TASK INSTRUCTIONS
Output only the span of lines that begins at the line containing "Give me a plain-text" and ends at the last line of the data, both included, exactly as they appear.

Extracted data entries
* START *
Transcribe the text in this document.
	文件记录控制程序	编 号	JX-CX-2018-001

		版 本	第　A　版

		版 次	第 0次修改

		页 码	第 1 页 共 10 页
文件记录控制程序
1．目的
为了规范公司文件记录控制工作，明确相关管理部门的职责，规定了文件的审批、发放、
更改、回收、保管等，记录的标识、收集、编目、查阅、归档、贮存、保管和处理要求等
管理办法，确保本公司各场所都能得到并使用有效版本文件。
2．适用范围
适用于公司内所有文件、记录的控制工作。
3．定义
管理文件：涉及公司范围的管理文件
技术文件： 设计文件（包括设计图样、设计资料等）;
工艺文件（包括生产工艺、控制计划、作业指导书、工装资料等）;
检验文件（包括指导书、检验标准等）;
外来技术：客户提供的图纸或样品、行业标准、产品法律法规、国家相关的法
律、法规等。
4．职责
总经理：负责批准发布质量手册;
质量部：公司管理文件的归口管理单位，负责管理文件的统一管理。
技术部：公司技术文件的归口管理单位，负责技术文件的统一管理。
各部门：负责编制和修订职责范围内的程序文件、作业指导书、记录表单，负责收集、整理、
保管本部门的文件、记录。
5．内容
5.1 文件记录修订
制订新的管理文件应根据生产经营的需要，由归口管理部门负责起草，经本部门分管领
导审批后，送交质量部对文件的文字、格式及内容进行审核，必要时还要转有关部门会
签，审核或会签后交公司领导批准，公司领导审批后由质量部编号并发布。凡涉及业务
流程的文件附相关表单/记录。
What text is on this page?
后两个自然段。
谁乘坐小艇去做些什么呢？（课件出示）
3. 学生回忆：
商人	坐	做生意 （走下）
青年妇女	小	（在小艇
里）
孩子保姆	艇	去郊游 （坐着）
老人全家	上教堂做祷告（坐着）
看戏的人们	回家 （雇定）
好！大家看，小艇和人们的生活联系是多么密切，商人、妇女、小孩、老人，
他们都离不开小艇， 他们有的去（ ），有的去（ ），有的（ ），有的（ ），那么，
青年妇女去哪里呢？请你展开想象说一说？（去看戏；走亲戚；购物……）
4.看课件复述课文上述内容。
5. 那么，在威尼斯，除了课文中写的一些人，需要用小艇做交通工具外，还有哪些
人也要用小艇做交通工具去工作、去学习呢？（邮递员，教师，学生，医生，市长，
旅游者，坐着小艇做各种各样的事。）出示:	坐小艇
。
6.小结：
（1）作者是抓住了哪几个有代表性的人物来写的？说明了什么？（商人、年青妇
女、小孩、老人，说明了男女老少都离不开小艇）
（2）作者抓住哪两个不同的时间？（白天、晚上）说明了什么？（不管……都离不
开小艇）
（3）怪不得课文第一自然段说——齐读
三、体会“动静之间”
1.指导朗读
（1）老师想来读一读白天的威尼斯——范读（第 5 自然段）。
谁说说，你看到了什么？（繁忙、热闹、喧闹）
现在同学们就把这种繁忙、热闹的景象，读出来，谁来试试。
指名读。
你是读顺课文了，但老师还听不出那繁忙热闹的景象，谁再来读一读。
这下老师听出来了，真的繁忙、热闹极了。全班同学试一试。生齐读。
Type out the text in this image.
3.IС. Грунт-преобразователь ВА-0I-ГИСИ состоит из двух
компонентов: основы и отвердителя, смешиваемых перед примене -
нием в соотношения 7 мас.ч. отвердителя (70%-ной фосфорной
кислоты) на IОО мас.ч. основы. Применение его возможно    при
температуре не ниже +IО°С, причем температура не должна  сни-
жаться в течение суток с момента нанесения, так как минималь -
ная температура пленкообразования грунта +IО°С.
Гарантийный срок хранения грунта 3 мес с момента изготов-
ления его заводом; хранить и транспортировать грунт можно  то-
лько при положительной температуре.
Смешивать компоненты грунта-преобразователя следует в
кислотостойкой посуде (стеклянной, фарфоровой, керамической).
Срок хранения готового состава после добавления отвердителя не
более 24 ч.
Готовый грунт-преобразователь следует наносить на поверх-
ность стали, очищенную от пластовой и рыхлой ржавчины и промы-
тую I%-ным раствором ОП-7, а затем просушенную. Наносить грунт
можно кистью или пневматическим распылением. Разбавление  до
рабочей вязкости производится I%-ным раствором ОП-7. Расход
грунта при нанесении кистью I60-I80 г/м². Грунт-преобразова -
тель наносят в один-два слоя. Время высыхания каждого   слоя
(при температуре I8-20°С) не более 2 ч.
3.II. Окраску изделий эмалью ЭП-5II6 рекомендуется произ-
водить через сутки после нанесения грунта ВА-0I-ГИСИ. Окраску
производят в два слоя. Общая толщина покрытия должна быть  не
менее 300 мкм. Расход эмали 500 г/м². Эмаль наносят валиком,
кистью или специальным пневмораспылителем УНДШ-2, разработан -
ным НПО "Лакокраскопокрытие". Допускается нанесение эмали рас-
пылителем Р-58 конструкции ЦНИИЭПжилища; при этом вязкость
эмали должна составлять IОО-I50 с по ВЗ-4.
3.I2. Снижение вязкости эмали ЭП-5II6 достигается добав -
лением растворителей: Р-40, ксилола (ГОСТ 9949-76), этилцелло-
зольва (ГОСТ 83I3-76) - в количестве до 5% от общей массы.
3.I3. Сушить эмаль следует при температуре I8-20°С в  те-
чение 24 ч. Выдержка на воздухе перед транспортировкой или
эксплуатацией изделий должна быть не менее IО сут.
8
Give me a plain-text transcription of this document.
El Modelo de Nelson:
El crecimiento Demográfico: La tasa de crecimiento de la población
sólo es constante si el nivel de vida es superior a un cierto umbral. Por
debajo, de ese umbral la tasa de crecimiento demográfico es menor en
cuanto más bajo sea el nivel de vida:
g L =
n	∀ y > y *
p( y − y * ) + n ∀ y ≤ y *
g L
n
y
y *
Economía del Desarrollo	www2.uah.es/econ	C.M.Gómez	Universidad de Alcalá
* END *
FINAL RESULT
Give me a plain-text transcription of this document.
El Modelo de Nelson:
El crecimiento Demográfico: La tasa de crecimiento de la población
sólo es constante si el nivel de vida es superior a un cierto umbral. Por
debajo, de ese umbral la tasa de crecimiento demográfico es menor en
cuanto más bajo sea el nivel de vida:
g L =
n	∀ y > y *
p( y − y * ) + n ∀ y ≤ y *
g L
n
y
y *
Economía del Desarrollo	www2.uah.es/econ	C.M.Gómez	Universidad de Alcalá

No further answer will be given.